*** Data to use ***

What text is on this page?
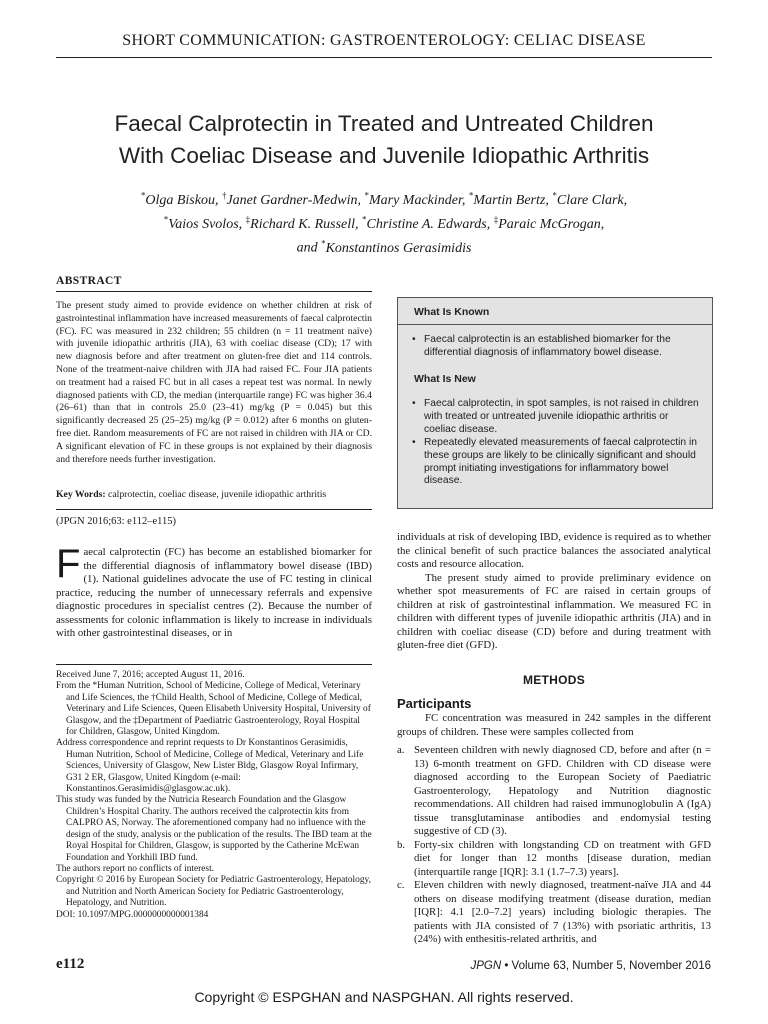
SHORT COMMUNICATION: GASTROENTEROLOGY: CELIAC DISEASE
Faecal Calprotectin in Treated and Untreated Children
With Coeliac Disease and Juvenile Idiopathic Arthritis
*Olga Biskou, †Janet Gardner-Medwin, *Mary Mackinder, *Martin Bertz, *Clare Clark,
*Vaios Svolos, ‡Richard K. Russell, *Christine A. Edwards, ‡Paraic McGrogan,
and *Konstantinos Gerasimidis
ABSTRACT
The present study aimed to provide evidence on whether children at risk of gastrointestinal inflammation have increased measurements of faecal calprotectin (FC). FC was measured in 232 children; 55 children (n = 11 treatment naïve) with juvenile idiopathic arthritis (JIA), 63 with coeliac disease (CD); 17 with new diagnosis before and after treatment on gluten-free diet and 114 controls. None of the treatment-naive children with JIA had raised FC. Four JIA patients on treatment had a raised FC but in all cases a repeat test was normal. In newly diagnosed patients with CD, the median (interquartile range) FC was higher 36.4 (26–61) than that in controls 25.0 (23–41) mg/kg (P = 0.045) but this significantly decreased 25 (25–25) mg/kg (P = 0.012) after 6 months on gluten-free diet. Random measurements of FC are not raised in children with JIA or CD. A significant elevation of FC in these groups is not explained by their diagnosis and therefore needs further investigation.
Key Words: calprotectin, coeliac disease, juvenile idiopathic arthritis
(JPGN 2016;63: e112–e115)
What Is Known
• Faecal calprotectin is an established biomarker for the differential diagnosis of inflammatory bowel disease.
What Is New
• Faecal calprotectin, in spot samples, is not raised in children with treated or untreated juvenile idiopathic arthritis or coeliac disease.
• Repeatedly elevated measurements of faecal calprotectin in these groups are likely to be clinically significant and should prompt initiating investigations for inflammatory bowel disease.
Faecal calprotectin (FC) has become an established biomarker for the differential diagnosis of inflammatory bowel disease (IBD) (1). National guidelines advocate the use of FC testing in clinical practice, reducing the number of unnecessary referrals and expensive diagnostic procedures in specialist centres (2). Because the number of assessments for colonic inflammation is likely to increase in individuals with other gastrointestinal diseases, or in

individuals at risk of developing IBD, evidence is required as to whether the clinical benefit of such practice balances the associated analytical costs and resource allocation.

The present study aimed to provide preliminary evidence on whether spot measurements of FC are raised in certain groups of children at risk of gastrointestinal inflammation. We measured FC in children with different types of juvenile idiopathic arthritis (JIA) and in children with coeliac disease (CD) before and during treatment with gluten-free diet (GFD).

Received June 7, 2016; accepted August 11, 2016.
From the *Human Nutrition, School of Medicine, College of Medical, Veterinary and Life Sciences, the †Child Health, School of Medicine, College of Medical, Veterinary and Life Sciences, Queen Elisabeth University Hospital, University of Glasgow, and the ‡Department of Paediatric Gastroenterology, Royal Hospital for Children, Glasgow, United Kingdom.
Address correspondence and reprint requests to Dr Konstantinos Gerasimidis, Human Nutrition, School of Medicine, College of Medical, Veterinary and Life Sciences, University of Glasgow, New Lister Bldg, Glasgow Royal Infirmary, G31 2 ER, Glasgow, United Kingdom (e-mail: Konstantinos.Gerasimidis@glasgow.ac.uk).
This study was funded by the Nutricia Research Foundation and the Glasgow Children’s Hospital Charity. The authors received the calprotectin kits from CALPRO AS, Norway. The aforementioned company had no influence with the design of the study, analysis or the publication of the results. The IBD team at the Royal Hospital for Children, Glasgow, is supported by the Catherine McEwan Foundation and Yorkhill IBD fund.
The authors report no conflicts of interest.
Copyright © 2016 by European Society for Pediatric Gastroenterology, Hepatology, and Nutrition and North American Society for Pediatric Gastroenterology, Hepatology, and Nutrition.
DOI: 10.1097/MPG.0000000000001384
METHODS
Participants
FC concentration was measured in 242 samples in the different groups of children. These were samples collected from
a. Seventeen children with newly diagnosed CD, before and after (n = 13) 6-month treatment on GFD. Children with CD disease were diagnosed according to the European Society of Paediatric Gastroenterology, Hepatology and Nutrition diagnostic recommendations. All children had raised immunoglobulin A (IgA) tissue transglutaminase antibodies and endomysial testing suggestive of CD (3).
b. Forty-six children with longstanding CD on treatment with GFD diet for longer than 12 months [disease duration, median (interquartile range [IQR]: 3.1 (1.7–7.3) years].
c. Eleven children with newly diagnosed, treatment-naïve JIA and 44 others on disease modifying treatment (disease duration, median [IQR]: 4.1 [2.0–7.2] years) including biologic therapies. The patients with JIA consisted of 7 (13%) with psoriatic arthritis, 13 (24%) with enthesitis-related arthritis, and
e112	JPGN • Volume 63, Number 5, November 2016
Copyright © ESPGHAN and NASPGHAN. All rights reserved.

*** End of Data to use ***

Go through the listing, find each line with the word "likely", and copy it.

• Repeatedly elevated measurements of faecal calprotectin in these groups are likely to be clinically significant and should prompt initiating investigations for inflammatory bowel disease.
Faecal calprotectin (FC) has become an established biomarker for the differential diagnosis of inflammatory bowel disease (IBD) (1). National guidelines advocate the use of FC testing in clinical practice, reducing the number of unnecessary referrals and expensive diagnostic procedures in specialist centres (2). Because the number of assessments for colonic inflammation is likely to increase in individuals with other gastrointestinal diseases, or in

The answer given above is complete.